— Given exercise —
Find each line with the string "labels" and report it.

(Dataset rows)
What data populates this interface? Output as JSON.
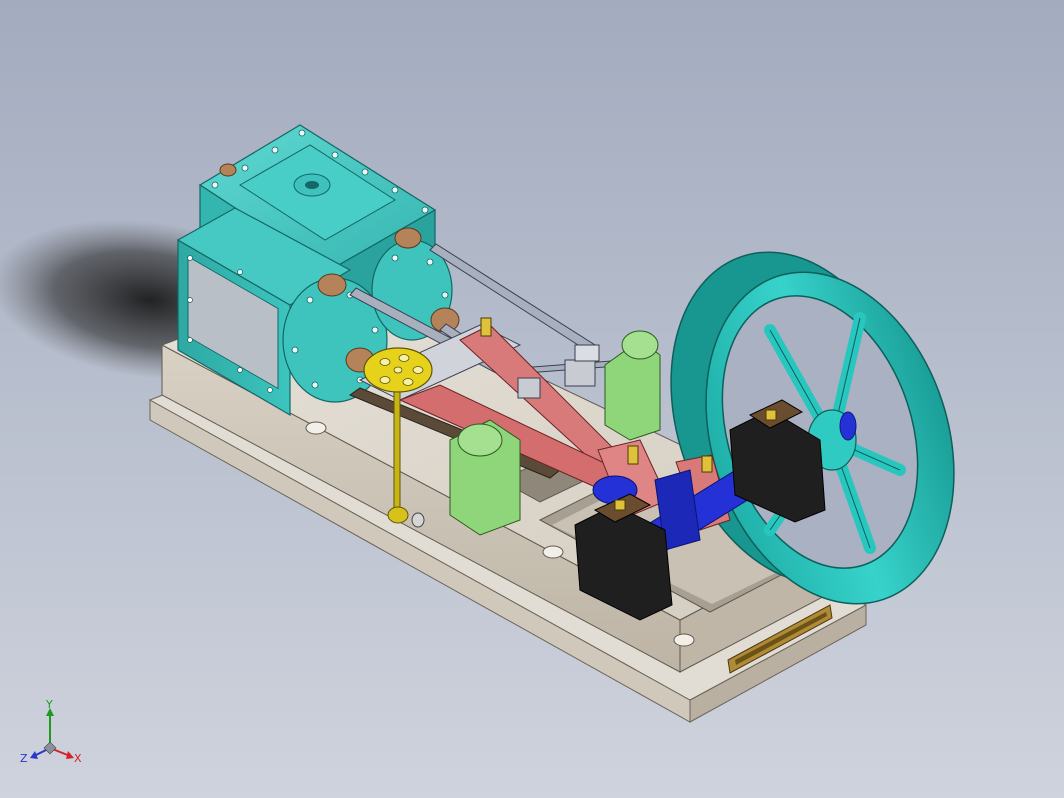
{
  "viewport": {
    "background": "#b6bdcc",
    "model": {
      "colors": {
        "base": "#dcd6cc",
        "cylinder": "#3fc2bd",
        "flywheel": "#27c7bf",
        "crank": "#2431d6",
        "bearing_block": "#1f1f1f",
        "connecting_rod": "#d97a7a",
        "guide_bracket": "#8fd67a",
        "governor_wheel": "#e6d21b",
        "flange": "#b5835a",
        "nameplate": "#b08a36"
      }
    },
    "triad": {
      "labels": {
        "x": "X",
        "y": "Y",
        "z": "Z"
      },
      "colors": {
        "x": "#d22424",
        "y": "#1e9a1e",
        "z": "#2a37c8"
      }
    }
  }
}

--

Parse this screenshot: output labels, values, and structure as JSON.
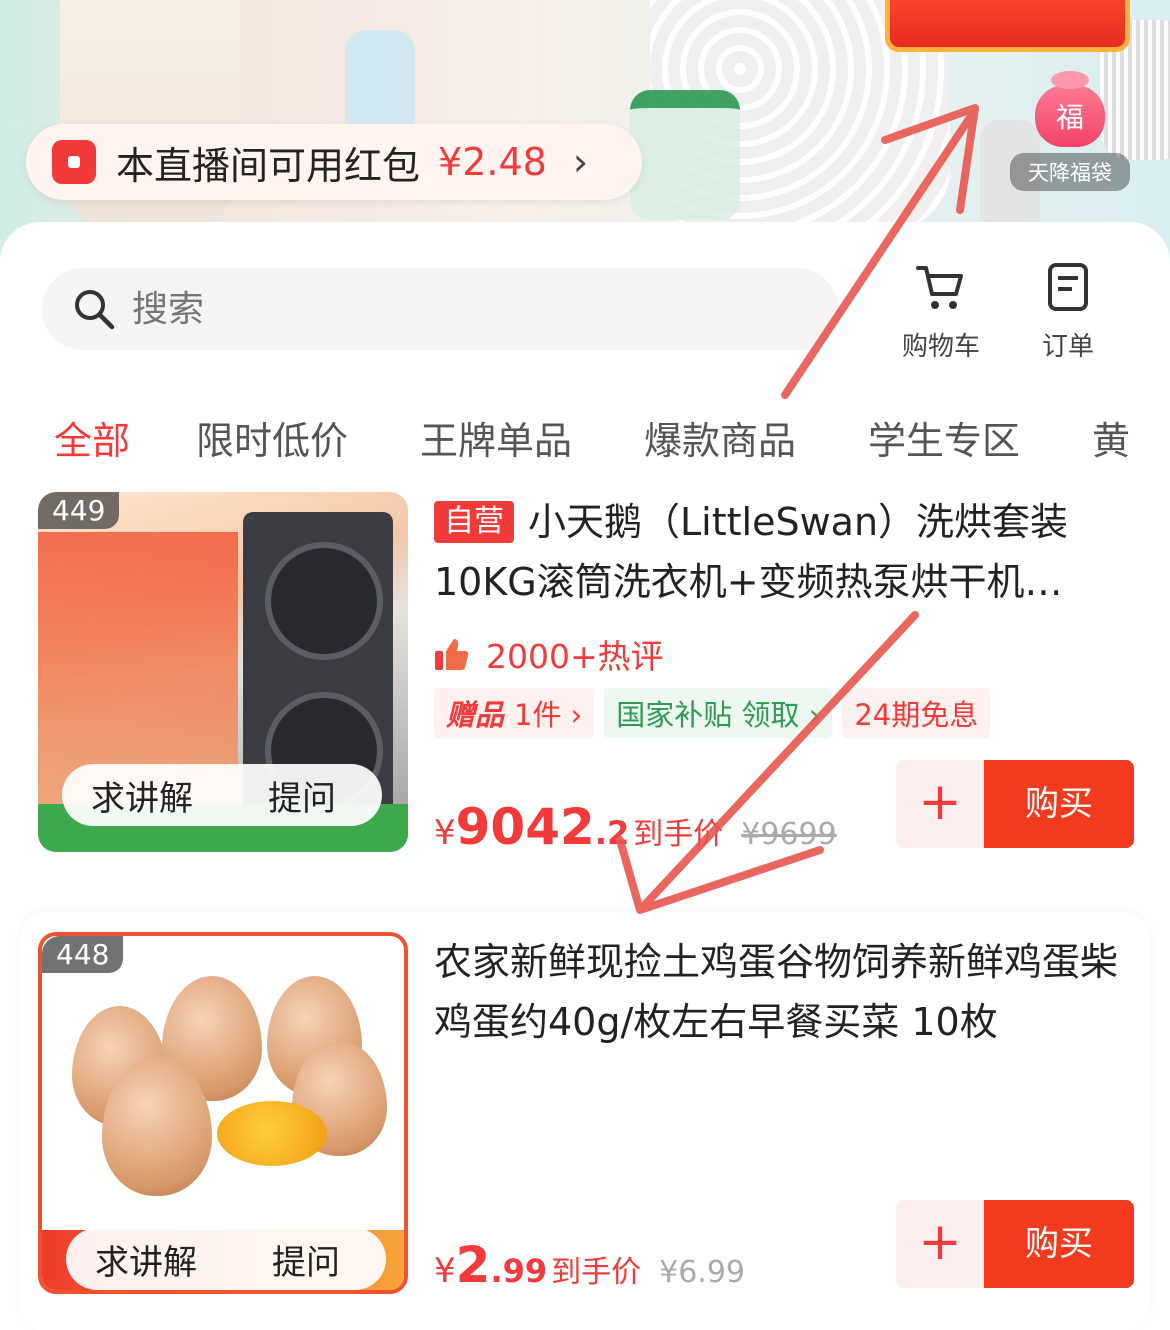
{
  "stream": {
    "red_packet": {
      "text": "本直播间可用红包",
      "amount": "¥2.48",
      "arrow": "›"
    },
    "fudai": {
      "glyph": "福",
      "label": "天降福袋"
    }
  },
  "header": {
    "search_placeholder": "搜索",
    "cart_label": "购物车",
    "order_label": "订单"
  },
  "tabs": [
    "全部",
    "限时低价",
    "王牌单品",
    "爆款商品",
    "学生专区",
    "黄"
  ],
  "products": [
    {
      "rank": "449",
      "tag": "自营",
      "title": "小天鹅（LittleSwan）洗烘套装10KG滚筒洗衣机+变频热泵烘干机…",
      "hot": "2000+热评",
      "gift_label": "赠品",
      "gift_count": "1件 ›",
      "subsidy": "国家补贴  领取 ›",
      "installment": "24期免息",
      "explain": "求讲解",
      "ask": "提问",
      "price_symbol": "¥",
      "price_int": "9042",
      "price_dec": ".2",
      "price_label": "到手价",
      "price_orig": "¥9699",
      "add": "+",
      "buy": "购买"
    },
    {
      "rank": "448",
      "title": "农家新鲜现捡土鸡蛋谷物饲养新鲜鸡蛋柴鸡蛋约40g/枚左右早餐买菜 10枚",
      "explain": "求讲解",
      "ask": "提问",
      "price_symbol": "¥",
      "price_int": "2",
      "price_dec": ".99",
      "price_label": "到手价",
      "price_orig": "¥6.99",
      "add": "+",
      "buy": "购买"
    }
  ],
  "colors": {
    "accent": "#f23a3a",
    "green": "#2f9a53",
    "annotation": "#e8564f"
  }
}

— Exercise solution —
      "labels": {
Parse this screenshot: output labels, values, and structure as JSON.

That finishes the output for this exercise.